Data tied to figure images
::::

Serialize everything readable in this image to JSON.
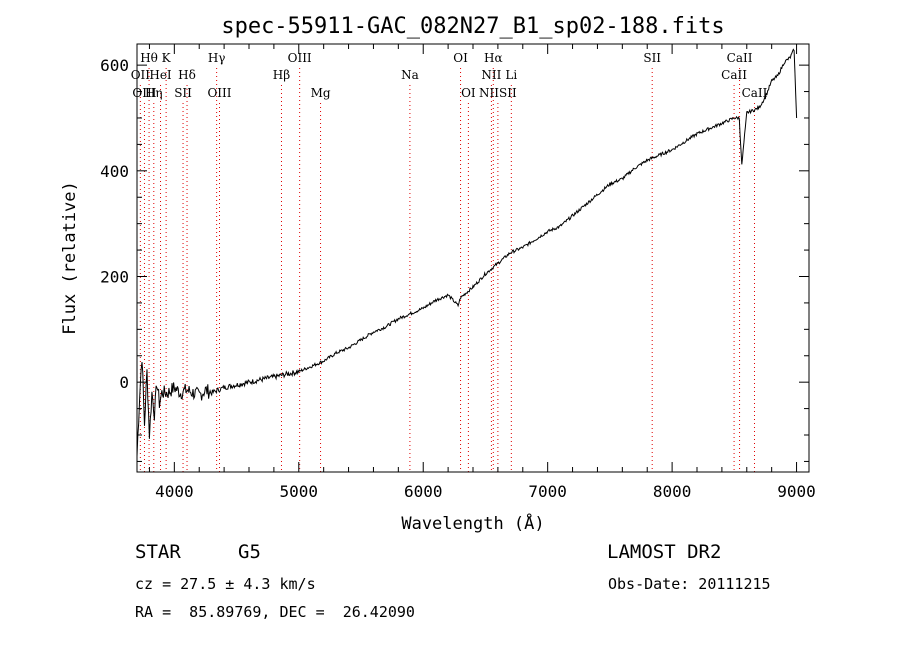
{
  "chart_data": {
    "type": "line",
    "title": "spec-55911-GAC_082N27_B1_sp02-188.fits",
    "xlabel": "Wavelength (Å)",
    "ylabel": "Flux (relative)",
    "xlim": [
      3700,
      9100
    ],
    "ylim": [
      -170,
      640
    ],
    "x_ticks": [
      4000,
      5000,
      6000,
      7000,
      8000,
      9000
    ],
    "y_ticks": [
      0,
      200,
      400,
      600
    ],
    "grid": false,
    "line_color": "#000000",
    "marker_color": "#e00000",
    "series": [
      {
        "x": [
          3700,
          3720,
          3740,
          3760,
          3780,
          3800,
          3820,
          3840,
          3860,
          3880,
          3900,
          3950,
          4000,
          4050,
          4100,
          4150,
          4200,
          4250,
          4300,
          4350,
          4400,
          4500,
          4600,
          4700,
          4800,
          4900,
          5000,
          5100,
          5200,
          5300,
          5400,
          5500,
          5600,
          5700,
          5800,
          5900,
          6000,
          6100,
          6200,
          6280,
          6300,
          6400,
          6500,
          6600,
          6700,
          6800,
          6900,
          7000,
          7100,
          7200,
          7300,
          7400,
          7500,
          7600,
          7700,
          7800,
          7900,
          8000,
          8100,
          8200,
          8300,
          8400,
          8450,
          8500,
          8540,
          8560,
          8600,
          8660,
          8700,
          8750,
          8800,
          8850,
          8900,
          8950,
          8980,
          9000
        ],
        "y": [
          -140,
          -30,
          50,
          -80,
          20,
          -100,
          -20,
          -60,
          0,
          -40,
          -20,
          -20,
          -10,
          -20,
          -15,
          -20,
          -25,
          -15,
          -20,
          -15,
          -10,
          -5,
          0,
          5,
          10,
          15,
          20,
          30,
          40,
          55,
          65,
          80,
          95,
          105,
          120,
          130,
          140,
          155,
          165,
          145,
          160,
          180,
          205,
          225,
          245,
          255,
          270,
          285,
          295,
          315,
          335,
          355,
          375,
          385,
          405,
          420,
          430,
          440,
          455,
          470,
          480,
          490,
          495,
          500,
          500,
          410,
          510,
          515,
          520,
          540,
          570,
          580,
          605,
          615,
          630,
          500
        ]
      }
    ],
    "lines": [
      {
        "label": "Hθ",
        "x": 3797,
        "row": 1
      },
      {
        "label": "K",
        "x": 3934,
        "row": 1
      },
      {
        "label": "OII",
        "x": 3727,
        "row": 2
      },
      {
        "label": "HeI",
        "x": 3889,
        "row": 2
      },
      {
        "label": "Hδ",
        "x": 4102,
        "row": 2
      },
      {
        "label": "OIII",
        "x": 3760,
        "row": 3
      },
      {
        "label": "Hη",
        "x": 3835,
        "row": 3
      },
      {
        "label": "SII",
        "x": 4070,
        "row": 3
      },
      {
        "label": "Hγ",
        "x": 4340,
        "row": 1
      },
      {
        "label": "OIII",
        "x": 4363,
        "row": 3
      },
      {
        "label": "OIII",
        "x": 5007,
        "row": 1
      },
      {
        "label": "Hβ",
        "x": 4861,
        "row": 2
      },
      {
        "label": "Mg",
        "x": 5175,
        "row": 3
      },
      {
        "label": "Na",
        "x": 5893,
        "row": 2
      },
      {
        "label": "OI",
        "x": 6300,
        "row": 1
      },
      {
        "label": "OI",
        "x": 6363,
        "row": 3
      },
      {
        "label": "Hα",
        "x": 6563,
        "row": 1
      },
      {
        "label": "NII",
        "x": 6548,
        "row": 2
      },
      {
        "label": "Li",
        "x": 6708,
        "row": 2
      },
      {
        "label": "NIISII",
        "x": 6600,
        "row": 3
      },
      {
        "label": "SII",
        "x": 7840,
        "row": 1
      },
      {
        "label": "CaII",
        "x": 8542,
        "row": 1
      },
      {
        "label": "CaII",
        "x": 8498,
        "row": 2
      },
      {
        "label": "CaII",
        "x": 8662,
        "row": 3
      }
    ]
  },
  "info": {
    "object_class": "STAR",
    "subclass": "G5",
    "survey": "LAMOST DR2",
    "cz": "cz = 27.5 ± 4.3 km/s",
    "obs_date": "Obs-Date: 20111215",
    "coords": "RA =  85.89769, DEC =  26.42090"
  }
}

::::

**Exercise task**
Repeat the records above verbatim, with no pictures in the result.

**Written solution**
Serialize everything readable in this image to JSON.
{
  "chart_data": {
    "type": "line",
    "title": "spec-55911-GAC_082N27_B1_sp02-188.fits",
    "xlabel": "Wavelength (Å)",
    "ylabel": "Flux (relative)",
    "xlim": [
      3700,
      9100
    ],
    "ylim": [
      -170,
      640
    ],
    "x_ticks": [
      4000,
      5000,
      6000,
      7000,
      8000,
      9000
    ],
    "y_ticks": [
      0,
      200,
      400,
      600
    ],
    "grid": false,
    "line_color": "#000000",
    "marker_color": "#e00000",
    "series": [
      {
        "x": [
          3700,
          3720,
          3740,
          3760,
          3780,
          3800,
          3820,
          3840,
          3860,
          3880,
          3900,
          3950,
          4000,
          4050,
          4100,
          4150,
          4200,
          4250,
          4300,
          4350,
          4400,
          4500,
          4600,
          4700,
          4800,
          4900,
          5000,
          5100,
          5200,
          5300,
          5400,
          5500,
          5600,
          5700,
          5800,
          5900,
          6000,
          6100,
          6200,
          6280,
          6300,
          6400,
          6500,
          6600,
          6700,
          6800,
          6900,
          7000,
          7100,
          7200,
          7300,
          7400,
          7500,
          7600,
          7700,
          7800,
          7900,
          8000,
          8100,
          8200,
          8300,
          8400,
          8450,
          8500,
          8540,
          8560,
          8600,
          8660,
          8700,
          8750,
          8800,
          8850,
          8900,
          8950,
          8980,
          9000
        ],
        "y": [
          -140,
          -30,
          50,
          -80,
          20,
          -100,
          -20,
          -60,
          0,
          -40,
          -20,
          -20,
          -10,
          -20,
          -15,
          -20,
          -25,
          -15,
          -20,
          -15,
          -10,
          -5,
          0,
          5,
          10,
          15,
          20,
          30,
          40,
          55,
          65,
          80,
          95,
          105,
          120,
          130,
          140,
          155,
          165,
          145,
          160,
          180,
          205,
          225,
          245,
          255,
          270,
          285,
          295,
          315,
          335,
          355,
          375,
          385,
          405,
          420,
          430,
          440,
          455,
          470,
          480,
          490,
          495,
          500,
          500,
          410,
          510,
          515,
          520,
          540,
          570,
          580,
          605,
          615,
          630,
          500
        ]
      }
    ],
    "lines": [
      {
        "label": "Hθ",
        "x": 3797,
        "row": 1
      },
      {
        "label": "K",
        "x": 3934,
        "row": 1
      },
      {
        "label": "OII",
        "x": 3727,
        "row": 2
      },
      {
        "label": "HeI",
        "x": 3889,
        "row": 2
      },
      {
        "label": "Hδ",
        "x": 4102,
        "row": 2
      },
      {
        "label": "OIII",
        "x": 3760,
        "row": 3
      },
      {
        "label": "Hη",
        "x": 3835,
        "row": 3
      },
      {
        "label": "SII",
        "x": 4070,
        "row": 3
      },
      {
        "label": "Hγ",
        "x": 4340,
        "row": 1
      },
      {
        "label": "OIII",
        "x": 4363,
        "row": 3
      },
      {
        "label": "OIII",
        "x": 5007,
        "row": 1
      },
      {
        "label": "Hβ",
        "x": 4861,
        "row": 2
      },
      {
        "label": "Mg",
        "x": 5175,
        "row": 3
      },
      {
        "label": "Na",
        "x": 5893,
        "row": 2
      },
      {
        "label": "OI",
        "x": 6300,
        "row": 1
      },
      {
        "label": "OI",
        "x": 6363,
        "row": 3
      },
      {
        "label": "Hα",
        "x": 6563,
        "row": 1
      },
      {
        "label": "NII",
        "x": 6548,
        "row": 2
      },
      {
        "label": "Li",
        "x": 6708,
        "row": 2
      },
      {
        "label": "NIISII",
        "x": 6600,
        "row": 3
      },
      {
        "label": "SII",
        "x": 7840,
        "row": 1
      },
      {
        "label": "CaII",
        "x": 8542,
        "row": 1
      },
      {
        "label": "CaII",
        "x": 8498,
        "row": 2
      },
      {
        "label": "CaII",
        "x": 8662,
        "row": 3
      }
    ]
  },
  "info": {
    "object_class": "STAR",
    "subclass": "G5",
    "survey": "LAMOST DR2",
    "cz": "cz = 27.5 ± 4.3 km/s",
    "obs_date": "Obs-Date: 20111215",
    "coords": "RA =  85.89769, DEC =  26.42090"
  }
}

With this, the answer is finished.